#### [The exercise]
Gather every line that includes the word "sure", please.
☆ ☆ ☆ ☆ ☆ ☆ ☆
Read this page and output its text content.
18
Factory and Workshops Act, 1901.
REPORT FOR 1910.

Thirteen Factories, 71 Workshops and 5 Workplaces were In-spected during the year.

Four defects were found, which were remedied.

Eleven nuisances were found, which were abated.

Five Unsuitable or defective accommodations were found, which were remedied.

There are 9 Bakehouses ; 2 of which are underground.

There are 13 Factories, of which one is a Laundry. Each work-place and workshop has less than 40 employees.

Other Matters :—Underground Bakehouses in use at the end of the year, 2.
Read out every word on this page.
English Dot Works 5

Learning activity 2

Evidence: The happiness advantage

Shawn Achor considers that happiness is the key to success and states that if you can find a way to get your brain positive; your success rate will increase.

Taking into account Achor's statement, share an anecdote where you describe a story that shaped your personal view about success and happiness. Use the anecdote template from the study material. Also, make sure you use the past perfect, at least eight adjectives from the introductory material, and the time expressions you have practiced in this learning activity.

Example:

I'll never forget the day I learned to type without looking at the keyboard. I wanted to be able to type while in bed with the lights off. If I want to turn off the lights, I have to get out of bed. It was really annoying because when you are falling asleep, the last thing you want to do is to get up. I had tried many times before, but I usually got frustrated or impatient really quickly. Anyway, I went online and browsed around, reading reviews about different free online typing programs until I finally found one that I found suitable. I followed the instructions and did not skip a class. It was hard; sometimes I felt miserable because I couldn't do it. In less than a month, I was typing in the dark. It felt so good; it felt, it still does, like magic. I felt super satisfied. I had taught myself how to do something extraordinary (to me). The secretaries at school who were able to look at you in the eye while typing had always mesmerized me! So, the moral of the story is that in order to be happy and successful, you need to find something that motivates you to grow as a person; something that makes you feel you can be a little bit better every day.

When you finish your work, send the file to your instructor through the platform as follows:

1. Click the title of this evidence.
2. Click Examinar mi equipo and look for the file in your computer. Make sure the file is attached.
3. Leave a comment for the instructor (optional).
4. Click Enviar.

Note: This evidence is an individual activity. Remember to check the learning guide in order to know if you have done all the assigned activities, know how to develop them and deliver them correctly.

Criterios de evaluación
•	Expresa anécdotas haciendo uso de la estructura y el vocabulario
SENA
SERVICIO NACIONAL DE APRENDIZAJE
☆ ☆ ☆ ☆ ☆ ☆ ☆
#### [Problem solution]
Taking into account Achor's statement, share an anecdote where you describe a story that shaped your personal view about success and happiness. Use the anecdote template from the study material. Also, make sure you use the past perfect, at least eight adjectives from the introductory material, and the time expressions you have practiced in this learning activity.
2. Click Examinar mi equipo and look for the file in your computer. Make sure the file is attached.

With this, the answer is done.